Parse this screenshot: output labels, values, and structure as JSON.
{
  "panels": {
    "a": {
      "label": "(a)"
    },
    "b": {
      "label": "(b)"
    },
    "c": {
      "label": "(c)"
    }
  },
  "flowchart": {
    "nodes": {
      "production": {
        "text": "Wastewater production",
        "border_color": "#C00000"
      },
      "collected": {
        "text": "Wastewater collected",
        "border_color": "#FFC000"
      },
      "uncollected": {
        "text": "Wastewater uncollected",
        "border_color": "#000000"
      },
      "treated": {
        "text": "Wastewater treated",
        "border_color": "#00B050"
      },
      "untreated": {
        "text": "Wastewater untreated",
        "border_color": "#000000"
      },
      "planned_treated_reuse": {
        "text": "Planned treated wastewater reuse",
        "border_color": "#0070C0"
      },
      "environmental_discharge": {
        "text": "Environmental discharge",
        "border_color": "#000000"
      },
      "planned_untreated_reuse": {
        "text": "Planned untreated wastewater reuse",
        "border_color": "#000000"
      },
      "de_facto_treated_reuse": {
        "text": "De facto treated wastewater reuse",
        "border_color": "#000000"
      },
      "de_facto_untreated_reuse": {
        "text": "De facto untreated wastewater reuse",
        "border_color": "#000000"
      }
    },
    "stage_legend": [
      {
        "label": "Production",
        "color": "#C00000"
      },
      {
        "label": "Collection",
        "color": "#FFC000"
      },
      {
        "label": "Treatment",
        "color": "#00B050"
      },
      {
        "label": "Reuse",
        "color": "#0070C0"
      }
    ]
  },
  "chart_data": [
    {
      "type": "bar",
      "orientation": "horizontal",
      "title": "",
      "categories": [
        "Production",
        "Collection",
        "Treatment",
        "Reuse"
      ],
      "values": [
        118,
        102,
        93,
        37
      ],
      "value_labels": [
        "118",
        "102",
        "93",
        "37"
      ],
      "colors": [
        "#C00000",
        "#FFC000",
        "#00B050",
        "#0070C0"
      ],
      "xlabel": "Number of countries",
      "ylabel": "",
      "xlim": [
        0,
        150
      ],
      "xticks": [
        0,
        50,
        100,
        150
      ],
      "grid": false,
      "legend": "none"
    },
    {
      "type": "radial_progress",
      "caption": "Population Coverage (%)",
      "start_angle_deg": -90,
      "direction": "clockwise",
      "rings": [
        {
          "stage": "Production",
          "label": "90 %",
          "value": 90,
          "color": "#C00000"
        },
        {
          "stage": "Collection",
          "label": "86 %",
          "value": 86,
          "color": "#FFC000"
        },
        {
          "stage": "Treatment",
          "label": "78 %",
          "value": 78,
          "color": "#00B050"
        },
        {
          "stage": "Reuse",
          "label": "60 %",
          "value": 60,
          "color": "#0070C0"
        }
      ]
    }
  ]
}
● ● ● ● ● ● ●
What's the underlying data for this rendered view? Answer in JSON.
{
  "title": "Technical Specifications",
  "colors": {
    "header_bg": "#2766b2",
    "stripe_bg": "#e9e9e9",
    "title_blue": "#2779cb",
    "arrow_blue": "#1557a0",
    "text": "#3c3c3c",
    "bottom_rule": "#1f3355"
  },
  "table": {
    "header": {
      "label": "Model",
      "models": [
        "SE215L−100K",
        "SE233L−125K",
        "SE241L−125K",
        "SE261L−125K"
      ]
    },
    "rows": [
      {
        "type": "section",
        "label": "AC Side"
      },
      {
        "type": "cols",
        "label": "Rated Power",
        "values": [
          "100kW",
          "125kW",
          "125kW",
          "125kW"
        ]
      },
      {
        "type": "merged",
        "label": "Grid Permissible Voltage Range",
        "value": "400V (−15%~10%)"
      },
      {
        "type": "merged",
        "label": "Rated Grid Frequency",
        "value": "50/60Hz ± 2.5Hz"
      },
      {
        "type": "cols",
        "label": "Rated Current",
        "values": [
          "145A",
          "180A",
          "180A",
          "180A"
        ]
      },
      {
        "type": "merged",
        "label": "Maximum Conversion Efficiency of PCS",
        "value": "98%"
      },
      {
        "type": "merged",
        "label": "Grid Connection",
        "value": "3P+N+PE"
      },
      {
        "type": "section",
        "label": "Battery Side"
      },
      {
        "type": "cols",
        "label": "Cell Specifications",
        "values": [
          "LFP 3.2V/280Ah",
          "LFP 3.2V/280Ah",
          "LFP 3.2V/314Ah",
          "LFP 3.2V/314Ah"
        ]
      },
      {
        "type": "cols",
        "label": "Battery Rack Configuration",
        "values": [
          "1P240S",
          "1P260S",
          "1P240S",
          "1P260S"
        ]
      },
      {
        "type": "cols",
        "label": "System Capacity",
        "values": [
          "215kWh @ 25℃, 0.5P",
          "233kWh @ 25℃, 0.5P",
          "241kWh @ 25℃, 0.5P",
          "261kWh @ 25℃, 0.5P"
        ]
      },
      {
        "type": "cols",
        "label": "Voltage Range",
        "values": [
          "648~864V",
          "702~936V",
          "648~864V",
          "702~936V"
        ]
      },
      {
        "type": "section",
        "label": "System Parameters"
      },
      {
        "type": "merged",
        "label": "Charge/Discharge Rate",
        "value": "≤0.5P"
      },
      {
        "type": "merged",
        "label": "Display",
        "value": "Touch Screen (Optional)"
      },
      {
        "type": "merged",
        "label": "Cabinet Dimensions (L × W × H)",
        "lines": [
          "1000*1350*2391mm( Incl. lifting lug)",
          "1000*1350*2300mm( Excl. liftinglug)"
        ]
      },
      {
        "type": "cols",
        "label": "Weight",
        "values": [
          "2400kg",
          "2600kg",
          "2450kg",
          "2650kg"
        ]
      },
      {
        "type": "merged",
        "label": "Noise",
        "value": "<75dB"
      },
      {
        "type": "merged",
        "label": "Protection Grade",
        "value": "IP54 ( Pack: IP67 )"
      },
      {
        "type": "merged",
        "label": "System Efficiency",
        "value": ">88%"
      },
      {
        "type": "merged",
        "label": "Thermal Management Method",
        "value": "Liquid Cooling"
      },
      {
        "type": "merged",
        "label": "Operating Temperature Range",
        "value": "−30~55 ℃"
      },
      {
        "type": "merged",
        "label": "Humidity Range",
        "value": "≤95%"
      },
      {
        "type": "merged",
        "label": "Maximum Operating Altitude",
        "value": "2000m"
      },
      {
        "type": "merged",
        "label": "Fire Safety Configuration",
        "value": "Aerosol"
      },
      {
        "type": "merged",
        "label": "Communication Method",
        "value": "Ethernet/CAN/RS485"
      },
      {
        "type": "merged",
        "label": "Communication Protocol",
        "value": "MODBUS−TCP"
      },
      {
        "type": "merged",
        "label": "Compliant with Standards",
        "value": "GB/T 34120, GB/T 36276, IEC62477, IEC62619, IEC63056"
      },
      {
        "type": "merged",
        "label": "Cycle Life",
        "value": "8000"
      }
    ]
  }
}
● ● ● ● ● ● ●
Problem to work on: Working from the entries above, return all lines that contain "Collection".

Reply to the exercise:
        "label": "Collection",
        "Collection",
          "stage": "Collection",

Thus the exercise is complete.